---------- INFORMATION GIVEN
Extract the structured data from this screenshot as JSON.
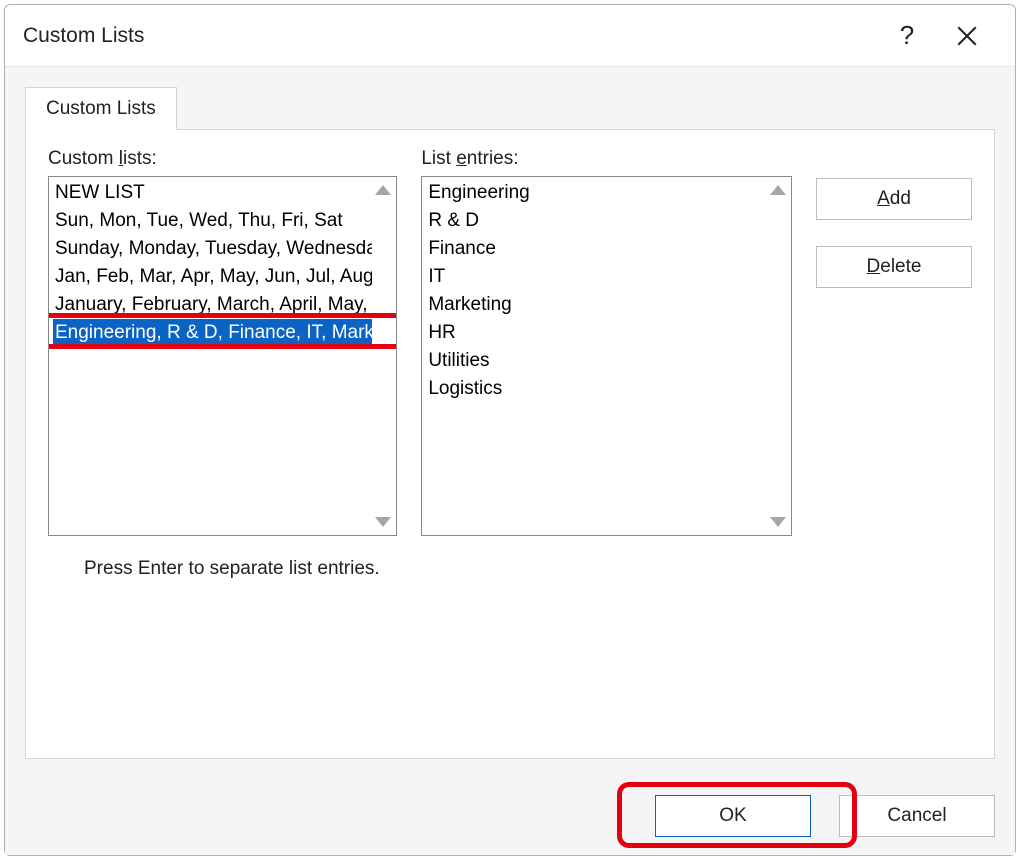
{
  "dialog": {
    "title": "Custom Lists",
    "help_symbol": "?",
    "close_symbol": "✕"
  },
  "tab": {
    "label": "Custom Lists"
  },
  "labels": {
    "custom_lists_pre": "Custom ",
    "custom_lists_ul": "l",
    "custom_lists_post": "ists:",
    "list_entries_pre": "List ",
    "list_entries_ul": "e",
    "list_entries_post": "ntries:",
    "hint": "Press Enter to separate list entries."
  },
  "custom_lists": {
    "items": [
      "NEW LIST",
      "Sun, Mon, Tue, Wed, Thu, Fri, Sat",
      "Sunday, Monday, Tuesday, Wednesday, Thursday, Friday, Saturday",
      "Jan, Feb, Mar, Apr, May, Jun, Jul, Aug, Sep, Oct, Nov, Dec",
      "January, February, March, April, May, June, July, August, September, October, November, December",
      "Engineering, R & D, Finance, IT, Marketing, HR, Utilities, Logistics"
    ],
    "selected_index": 5
  },
  "list_entries": {
    "items": [
      "Engineering",
      "R & D",
      "Finance",
      "IT",
      "Marketing",
      "HR",
      "Utilities",
      "Logistics"
    ]
  },
  "buttons": {
    "add_ul": "A",
    "add_post": "dd",
    "delete_ul": "D",
    "delete_post": "elete",
    "ok": "OK",
    "cancel": "Cancel"
  }
}
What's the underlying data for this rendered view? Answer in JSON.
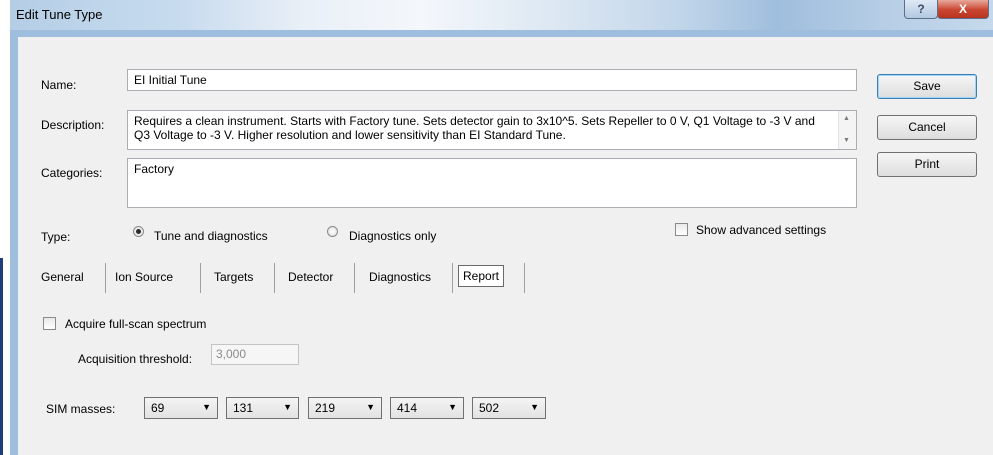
{
  "window": {
    "title": "Edit Tune Type",
    "help_symbol": "?",
    "close_symbol": "X"
  },
  "form": {
    "name_label": "Name:",
    "name_value": "EI Initial Tune",
    "description_label": "Description:",
    "description_value": "Requires a clean instrument. Starts with Factory tune. Sets detector gain to 3x10^5. Sets Repeller to 0 V, Q1 Voltage to -3 V and Q3 Voltage to -3 V. Higher resolution and lower sensitivity than EI Standard Tune.",
    "categories_label": "Categories:",
    "categories_value": "Factory",
    "type_label": "Type:",
    "type_options": [
      "Tune and diagnostics",
      "Diagnostics only"
    ],
    "type_selected": "Tune and diagnostics",
    "show_advanced_label": "Show advanced settings",
    "show_advanced_checked": false
  },
  "buttons": {
    "save": "Save",
    "cancel": "Cancel",
    "print": "Print"
  },
  "tabs": [
    "General",
    "Ion Source",
    "Targets",
    "Detector",
    "Diagnostics",
    "Report"
  ],
  "active_tab": "Report",
  "report": {
    "acquire_full_scan_label": "Acquire full-scan spectrum",
    "acquire_full_scan_checked": false,
    "acquisition_threshold_label": "Acquisition threshold:",
    "acquisition_threshold_value": "3,000",
    "sim_masses_label": "SIM masses:",
    "sim_masses": [
      "69",
      "131",
      "219",
      "414",
      "502"
    ]
  }
}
--------------------
▶ [WHAT THE TASK REQUIRES]: Of the lines in the entries above, how many include "JSON"? Only the number should be given.

▶ [ANSWER TO THIS EXERCISE]: 2